_Your objective_
With the pictures omitted, write out the entries that follow exactly as they stand.

-- start of Entries supplied --

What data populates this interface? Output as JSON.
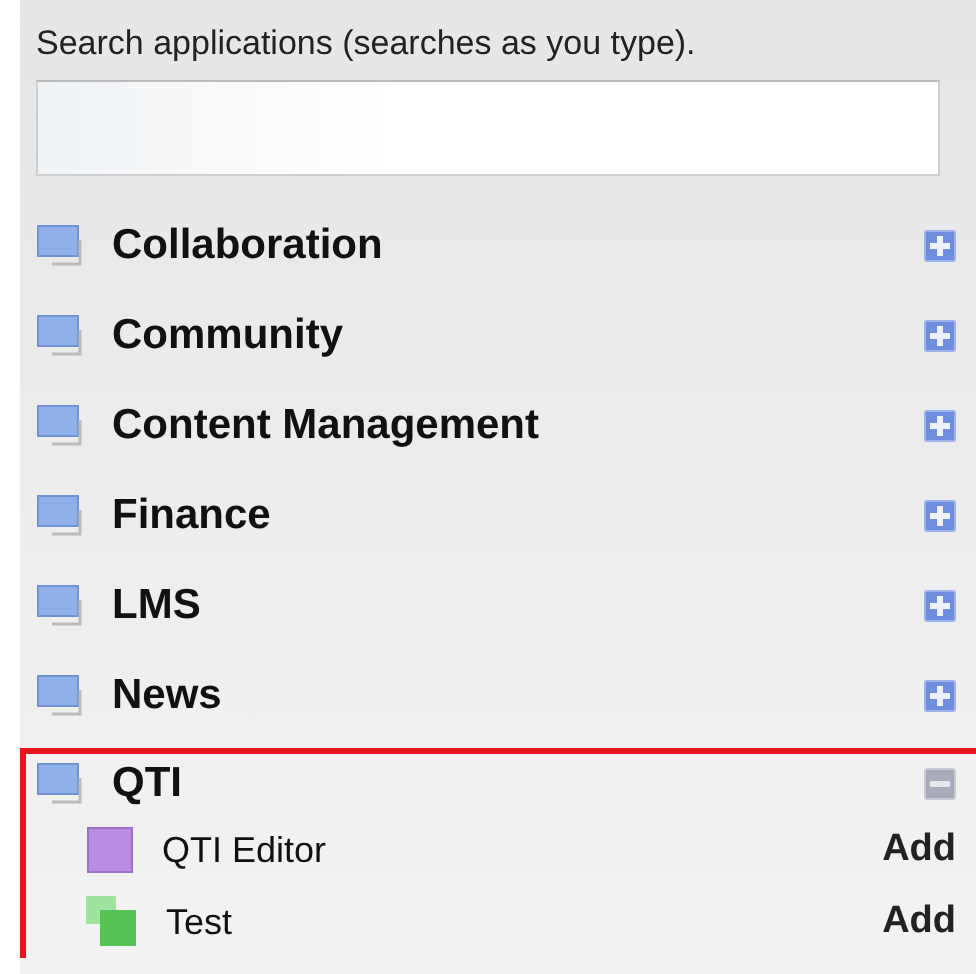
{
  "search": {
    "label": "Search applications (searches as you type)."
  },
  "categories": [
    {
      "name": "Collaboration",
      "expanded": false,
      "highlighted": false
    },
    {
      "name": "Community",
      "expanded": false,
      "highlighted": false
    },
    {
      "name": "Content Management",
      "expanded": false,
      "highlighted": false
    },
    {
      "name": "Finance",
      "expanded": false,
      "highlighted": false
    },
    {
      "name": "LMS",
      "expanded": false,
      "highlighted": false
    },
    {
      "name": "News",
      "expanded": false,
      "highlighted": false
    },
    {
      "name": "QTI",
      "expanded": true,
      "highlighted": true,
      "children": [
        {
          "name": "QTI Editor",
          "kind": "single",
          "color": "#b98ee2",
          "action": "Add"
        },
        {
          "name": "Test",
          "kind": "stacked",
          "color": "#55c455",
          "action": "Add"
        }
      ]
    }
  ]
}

-- end of Entries supplied --

_Exercise answer_
What data populates this interface? Output as JSON.
{
  "search": {
    "label": "Search applications (searches as you type)."
  },
  "categories": [
    {
      "name": "Collaboration",
      "expanded": false,
      "highlighted": false
    },
    {
      "name": "Community",
      "expanded": false,
      "highlighted": false
    },
    {
      "name": "Content Management",
      "expanded": false,
      "highlighted": false
    },
    {
      "name": "Finance",
      "expanded": false,
      "highlighted": false
    },
    {
      "name": "LMS",
      "expanded": false,
      "highlighted": false
    },
    {
      "name": "News",
      "expanded": false,
      "highlighted": false
    },
    {
      "name": "QTI",
      "expanded": true,
      "highlighted": true,
      "children": [
        {
          "name": "QTI Editor",
          "kind": "single",
          "color": "#b98ee2",
          "action": "Add"
        },
        {
          "name": "Test",
          "kind": "stacked",
          "color": "#55c455",
          "action": "Add"
        }
      ]
    }
  ]
}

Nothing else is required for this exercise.